#### REQUEST
Copy every line of the data exactly, leaving nothing out.

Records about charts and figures
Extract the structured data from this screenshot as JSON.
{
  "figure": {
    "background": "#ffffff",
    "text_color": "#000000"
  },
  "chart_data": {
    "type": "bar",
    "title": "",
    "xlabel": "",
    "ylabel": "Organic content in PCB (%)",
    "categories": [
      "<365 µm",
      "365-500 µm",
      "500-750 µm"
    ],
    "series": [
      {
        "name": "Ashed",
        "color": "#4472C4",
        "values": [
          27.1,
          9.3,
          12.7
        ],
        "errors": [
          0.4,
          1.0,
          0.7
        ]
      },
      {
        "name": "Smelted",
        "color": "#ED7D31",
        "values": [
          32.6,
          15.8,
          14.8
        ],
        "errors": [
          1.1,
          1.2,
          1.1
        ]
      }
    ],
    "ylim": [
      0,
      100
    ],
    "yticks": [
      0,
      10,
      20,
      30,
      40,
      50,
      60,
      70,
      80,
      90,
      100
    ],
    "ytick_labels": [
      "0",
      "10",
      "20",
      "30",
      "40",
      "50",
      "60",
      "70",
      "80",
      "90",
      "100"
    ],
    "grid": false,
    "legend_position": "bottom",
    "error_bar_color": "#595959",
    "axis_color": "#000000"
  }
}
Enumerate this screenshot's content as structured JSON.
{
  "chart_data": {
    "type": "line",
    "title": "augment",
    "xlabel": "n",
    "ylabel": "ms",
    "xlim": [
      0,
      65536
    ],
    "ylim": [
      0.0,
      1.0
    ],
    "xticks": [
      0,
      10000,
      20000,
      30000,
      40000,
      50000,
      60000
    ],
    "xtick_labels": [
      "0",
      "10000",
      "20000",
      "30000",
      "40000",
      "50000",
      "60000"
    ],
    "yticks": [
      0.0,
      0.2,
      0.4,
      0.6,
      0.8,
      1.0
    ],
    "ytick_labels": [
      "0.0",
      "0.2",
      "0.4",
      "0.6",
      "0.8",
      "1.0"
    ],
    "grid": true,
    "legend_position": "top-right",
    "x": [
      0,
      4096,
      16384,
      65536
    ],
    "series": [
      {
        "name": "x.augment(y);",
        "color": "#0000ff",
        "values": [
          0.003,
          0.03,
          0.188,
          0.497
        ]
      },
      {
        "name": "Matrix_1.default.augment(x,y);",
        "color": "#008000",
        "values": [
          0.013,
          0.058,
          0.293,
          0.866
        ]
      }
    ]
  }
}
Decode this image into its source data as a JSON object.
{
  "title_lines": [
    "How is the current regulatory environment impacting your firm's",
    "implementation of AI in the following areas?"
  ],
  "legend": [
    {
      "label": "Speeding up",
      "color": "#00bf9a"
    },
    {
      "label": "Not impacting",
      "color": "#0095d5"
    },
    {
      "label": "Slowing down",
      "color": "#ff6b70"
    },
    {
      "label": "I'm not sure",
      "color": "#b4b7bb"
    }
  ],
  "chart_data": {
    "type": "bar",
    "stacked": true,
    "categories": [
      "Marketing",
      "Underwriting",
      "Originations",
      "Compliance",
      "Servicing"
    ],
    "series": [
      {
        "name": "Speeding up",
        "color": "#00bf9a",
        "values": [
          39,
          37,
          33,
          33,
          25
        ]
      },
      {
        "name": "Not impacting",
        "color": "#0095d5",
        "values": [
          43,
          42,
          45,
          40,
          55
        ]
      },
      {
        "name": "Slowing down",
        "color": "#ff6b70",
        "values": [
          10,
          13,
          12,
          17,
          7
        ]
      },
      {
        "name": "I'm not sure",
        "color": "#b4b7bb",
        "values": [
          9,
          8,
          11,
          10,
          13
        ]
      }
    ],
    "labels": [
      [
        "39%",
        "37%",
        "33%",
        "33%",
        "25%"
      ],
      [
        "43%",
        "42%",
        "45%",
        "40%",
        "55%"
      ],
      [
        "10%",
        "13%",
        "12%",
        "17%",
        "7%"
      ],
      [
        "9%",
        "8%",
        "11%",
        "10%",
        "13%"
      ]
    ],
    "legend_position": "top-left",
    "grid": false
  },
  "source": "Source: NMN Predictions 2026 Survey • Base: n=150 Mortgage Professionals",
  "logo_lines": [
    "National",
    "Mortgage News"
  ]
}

#### RESULT FOR THIS TASK
Extract the structured data from this screenshot as JSON.
{
  "figure": {
    "background": "#ffffff",
    "text_color": "#000000"
  },
  "chart_data": {
    "type": "bar",
    "title": "",
    "xlabel": "",
    "ylabel": "Organic content in PCB (%)",
    "categories": [
      "<365 µm",
      "365-500 µm",
      "500-750 µm"
    ],
    "series": [
      {
        "name": "Ashed",
        "color": "#4472C4",
        "values": [
          27.1,
          9.3,
          12.7
        ],
        "errors": [
          0.4,
          1.0,
          0.7
        ]
      },
      {
        "name": "Smelted",
        "color": "#ED7D31",
        "values": [
          32.6,
          15.8,
          14.8
        ],
        "errors": [
          1.1,
          1.2,
          1.1
        ]
      }
    ],
    "ylim": [
      0,
      100
    ],
    "yticks": [
      0,
      10,
      20,
      30,
      40,
      50,
      60,
      70,
      80,
      90,
      100
    ],
    "ytick_labels": [
      "0",
      "10",
      "20",
      "30",
      "40",
      "50",
      "60",
      "70",
      "80",
      "90",
      "100"
    ],
    "grid": false,
    "legend_position": "bottom",
    "error_bar_color": "#595959",
    "axis_color": "#000000"
  }
}
Enumerate this screenshot's content as structured JSON.
{
  "chart_data": {
    "type": "line",
    "title": "augment",
    "xlabel": "n",
    "ylabel": "ms",
    "xlim": [
      0,
      65536
    ],
    "ylim": [
      0.0,
      1.0
    ],
    "xticks": [
      0,
      10000,
      20000,
      30000,
      40000,
      50000,
      60000
    ],
    "xtick_labels": [
      "0",
      "10000",
      "20000",
      "30000",
      "40000",
      "50000",
      "60000"
    ],
    "yticks": [
      0.0,
      0.2,
      0.4,
      0.6,
      0.8,
      1.0
    ],
    "ytick_labels": [
      "0.0",
      "0.2",
      "0.4",
      "0.6",
      "0.8",
      "1.0"
    ],
    "grid": true,
    "legend_position": "top-right",
    "x": [
      0,
      4096,
      16384,
      65536
    ],
    "series": [
      {
        "name": "x.augment(y);",
        "color": "#0000ff",
        "values": [
          0.003,
          0.03,
          0.188,
          0.497
        ]
      },
      {
        "name": "Matrix_1.default.augment(x,y);",
        "color": "#008000",
        "values": [
          0.013,
          0.058,
          0.293,
          0.866
        ]
      }
    ]
  }
}
Decode this image into its source data as a JSON object.
{
  "title_lines": [
    "How is the current regulatory environment impacting your firm's",
    "implementation of AI in the following areas?"
  ],
  "legend": [
    {
      "label": "Speeding up",
      "color": "#00bf9a"
    },
    {
      "label": "Not impacting",
      "color": "#0095d5"
    },
    {
      "label": "Slowing down",
      "color": "#ff6b70"
    },
    {
      "label": "I'm not sure",
      "color": "#b4b7bb"
    }
  ],
  "chart_data": {
    "type": "bar",
    "stacked": true,
    "categories": [
      "Marketing",
      "Underwriting",
      "Originations",
      "Compliance",
      "Servicing"
    ],
    "series": [
      {
        "name": "Speeding up",
        "color": "#00bf9a",
        "values": [
          39,
          37,
          33,
          33,
          25
        ]
      },
      {
        "name": "Not impacting",
        "color": "#0095d5",
        "values": [
          43,
          42,
          45,
          40,
          55
        ]
      },
      {
        "name": "Slowing down",
        "color": "#ff6b70",
        "values": [
          10,
          13,
          12,
          17,
          7
        ]
      },
      {
        "name": "I'm not sure",
        "color": "#b4b7bb",
        "values": [
          9,
          8,
          11,
          10,
          13
        ]
      }
    ],
    "labels": [
      [
        "39%",
        "37%",
        "33%",
        "33%",
        "25%"
      ],
      [
        "43%",
        "42%",
        "45%",
        "40%",
        "55%"
      ],
      [
        "10%",
        "13%",
        "12%",
        "17%",
        "7%"
      ],
      [
        "9%",
        "8%",
        "11%",
        "10%",
        "13%"
      ]
    ],
    "legend_position": "top-left",
    "grid": false
  },
  "source": "Source: NMN Predictions 2026 Survey • Base: n=150 Mortgage Professionals",
  "logo_lines": [
    "National",
    "Mortgage News"
  ]
}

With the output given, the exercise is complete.